**Problem details**: Reproduce all lines of the listing below in which the word "STRANKA" occurs.

[Structured figure records]
:::

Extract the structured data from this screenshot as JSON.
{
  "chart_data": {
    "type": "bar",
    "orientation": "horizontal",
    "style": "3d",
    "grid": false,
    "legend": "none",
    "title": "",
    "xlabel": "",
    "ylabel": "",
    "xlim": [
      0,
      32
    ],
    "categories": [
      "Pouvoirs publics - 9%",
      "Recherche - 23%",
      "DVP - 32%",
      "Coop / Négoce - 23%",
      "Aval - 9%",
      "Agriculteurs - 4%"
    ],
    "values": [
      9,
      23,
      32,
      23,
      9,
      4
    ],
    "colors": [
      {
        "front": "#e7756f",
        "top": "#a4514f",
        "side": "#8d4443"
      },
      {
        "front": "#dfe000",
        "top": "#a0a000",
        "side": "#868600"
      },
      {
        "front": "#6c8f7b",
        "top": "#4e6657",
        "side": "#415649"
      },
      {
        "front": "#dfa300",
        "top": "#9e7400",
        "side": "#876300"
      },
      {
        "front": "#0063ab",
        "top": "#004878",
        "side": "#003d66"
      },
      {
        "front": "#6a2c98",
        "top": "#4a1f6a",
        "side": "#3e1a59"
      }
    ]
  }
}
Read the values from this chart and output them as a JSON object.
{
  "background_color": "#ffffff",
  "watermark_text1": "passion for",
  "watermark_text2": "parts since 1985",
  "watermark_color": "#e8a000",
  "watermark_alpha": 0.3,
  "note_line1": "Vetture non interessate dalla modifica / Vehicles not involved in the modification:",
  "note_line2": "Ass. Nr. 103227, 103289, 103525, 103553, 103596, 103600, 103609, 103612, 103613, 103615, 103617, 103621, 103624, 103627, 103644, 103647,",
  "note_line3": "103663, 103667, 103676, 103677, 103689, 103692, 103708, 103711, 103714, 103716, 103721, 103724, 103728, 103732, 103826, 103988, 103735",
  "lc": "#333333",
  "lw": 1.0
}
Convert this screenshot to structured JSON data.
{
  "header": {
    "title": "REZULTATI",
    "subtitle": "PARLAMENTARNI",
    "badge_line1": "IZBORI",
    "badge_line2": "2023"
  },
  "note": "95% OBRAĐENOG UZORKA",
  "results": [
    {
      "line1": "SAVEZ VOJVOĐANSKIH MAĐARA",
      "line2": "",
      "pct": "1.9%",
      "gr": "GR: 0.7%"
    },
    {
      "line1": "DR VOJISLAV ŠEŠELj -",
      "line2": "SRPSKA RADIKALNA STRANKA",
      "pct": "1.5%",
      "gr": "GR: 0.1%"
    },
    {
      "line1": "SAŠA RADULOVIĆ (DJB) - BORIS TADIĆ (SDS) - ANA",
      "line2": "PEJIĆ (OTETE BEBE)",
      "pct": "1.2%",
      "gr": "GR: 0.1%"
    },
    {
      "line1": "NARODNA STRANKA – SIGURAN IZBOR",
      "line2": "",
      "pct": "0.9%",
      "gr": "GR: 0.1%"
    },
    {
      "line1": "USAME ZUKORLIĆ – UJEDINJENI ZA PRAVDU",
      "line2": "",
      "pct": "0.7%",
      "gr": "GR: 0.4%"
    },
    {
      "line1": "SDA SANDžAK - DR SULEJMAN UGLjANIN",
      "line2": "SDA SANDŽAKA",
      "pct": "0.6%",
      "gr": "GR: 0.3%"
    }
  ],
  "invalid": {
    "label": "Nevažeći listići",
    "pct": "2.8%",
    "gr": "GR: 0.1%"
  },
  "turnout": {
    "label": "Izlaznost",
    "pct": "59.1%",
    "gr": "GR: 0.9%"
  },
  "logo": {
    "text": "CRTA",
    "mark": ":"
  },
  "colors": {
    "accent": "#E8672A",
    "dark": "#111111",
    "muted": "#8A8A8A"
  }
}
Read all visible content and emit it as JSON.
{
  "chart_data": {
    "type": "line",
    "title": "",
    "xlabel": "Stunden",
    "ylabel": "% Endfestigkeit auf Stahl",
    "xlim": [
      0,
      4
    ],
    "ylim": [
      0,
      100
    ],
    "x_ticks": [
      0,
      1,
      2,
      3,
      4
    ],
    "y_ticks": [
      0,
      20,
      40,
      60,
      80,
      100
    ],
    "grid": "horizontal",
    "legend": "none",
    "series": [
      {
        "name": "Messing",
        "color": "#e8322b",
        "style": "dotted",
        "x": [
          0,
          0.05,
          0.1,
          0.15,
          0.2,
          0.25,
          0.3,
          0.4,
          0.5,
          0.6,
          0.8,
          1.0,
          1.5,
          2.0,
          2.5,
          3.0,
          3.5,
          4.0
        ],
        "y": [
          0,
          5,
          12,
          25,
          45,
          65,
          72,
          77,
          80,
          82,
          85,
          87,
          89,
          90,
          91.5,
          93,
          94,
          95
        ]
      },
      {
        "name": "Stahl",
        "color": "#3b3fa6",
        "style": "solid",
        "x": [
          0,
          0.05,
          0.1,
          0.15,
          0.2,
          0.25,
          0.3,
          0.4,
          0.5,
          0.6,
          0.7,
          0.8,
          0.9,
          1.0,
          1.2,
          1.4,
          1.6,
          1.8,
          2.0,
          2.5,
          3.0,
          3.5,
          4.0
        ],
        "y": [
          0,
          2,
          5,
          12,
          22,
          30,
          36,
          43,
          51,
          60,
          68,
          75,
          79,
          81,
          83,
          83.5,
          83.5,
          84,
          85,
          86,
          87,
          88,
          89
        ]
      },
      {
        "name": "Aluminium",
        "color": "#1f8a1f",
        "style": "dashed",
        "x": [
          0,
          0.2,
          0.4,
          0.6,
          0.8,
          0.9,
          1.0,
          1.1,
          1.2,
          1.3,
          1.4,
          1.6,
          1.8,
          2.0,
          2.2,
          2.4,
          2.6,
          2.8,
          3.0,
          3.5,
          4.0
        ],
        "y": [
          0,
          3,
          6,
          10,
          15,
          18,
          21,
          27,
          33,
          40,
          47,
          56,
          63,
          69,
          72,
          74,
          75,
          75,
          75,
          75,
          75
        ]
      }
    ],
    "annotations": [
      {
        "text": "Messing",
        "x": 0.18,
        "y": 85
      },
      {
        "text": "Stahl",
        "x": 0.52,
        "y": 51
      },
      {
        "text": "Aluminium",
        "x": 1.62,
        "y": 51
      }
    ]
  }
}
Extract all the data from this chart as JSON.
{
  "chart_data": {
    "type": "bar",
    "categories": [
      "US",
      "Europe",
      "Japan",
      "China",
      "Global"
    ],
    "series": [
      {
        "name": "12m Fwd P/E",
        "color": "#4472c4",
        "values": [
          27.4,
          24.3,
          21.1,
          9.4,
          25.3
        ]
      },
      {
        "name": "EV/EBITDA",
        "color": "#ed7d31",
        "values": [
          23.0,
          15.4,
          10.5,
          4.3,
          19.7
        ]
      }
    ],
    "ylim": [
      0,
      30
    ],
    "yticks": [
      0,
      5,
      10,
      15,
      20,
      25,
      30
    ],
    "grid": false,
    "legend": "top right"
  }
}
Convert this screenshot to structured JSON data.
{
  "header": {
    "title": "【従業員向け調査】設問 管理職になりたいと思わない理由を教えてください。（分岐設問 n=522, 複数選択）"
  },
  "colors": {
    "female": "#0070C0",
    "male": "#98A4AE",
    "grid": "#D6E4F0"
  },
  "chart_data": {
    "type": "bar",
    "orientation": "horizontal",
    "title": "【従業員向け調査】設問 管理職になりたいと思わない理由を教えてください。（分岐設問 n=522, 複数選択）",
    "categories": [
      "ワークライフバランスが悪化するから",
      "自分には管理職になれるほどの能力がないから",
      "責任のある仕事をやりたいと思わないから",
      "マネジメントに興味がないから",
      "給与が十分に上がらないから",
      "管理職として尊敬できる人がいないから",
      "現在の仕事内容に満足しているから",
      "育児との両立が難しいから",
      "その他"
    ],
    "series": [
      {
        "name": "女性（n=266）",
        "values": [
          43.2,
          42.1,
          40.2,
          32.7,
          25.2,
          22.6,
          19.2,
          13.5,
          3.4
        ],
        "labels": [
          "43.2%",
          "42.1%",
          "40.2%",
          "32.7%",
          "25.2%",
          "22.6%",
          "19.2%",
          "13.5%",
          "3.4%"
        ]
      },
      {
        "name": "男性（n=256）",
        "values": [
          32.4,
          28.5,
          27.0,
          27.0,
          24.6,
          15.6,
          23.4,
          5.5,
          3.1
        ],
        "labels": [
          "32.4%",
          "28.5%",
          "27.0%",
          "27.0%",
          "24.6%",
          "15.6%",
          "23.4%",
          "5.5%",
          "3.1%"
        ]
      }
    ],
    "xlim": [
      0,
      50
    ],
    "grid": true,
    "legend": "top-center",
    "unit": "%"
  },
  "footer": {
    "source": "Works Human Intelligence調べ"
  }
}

:::

**Reply to the exercise**:
      "line2": "SRPSKA RADIKALNA STRANKA",
      "line1": "NARODNA STRANKA – SIGURAN IZBOR",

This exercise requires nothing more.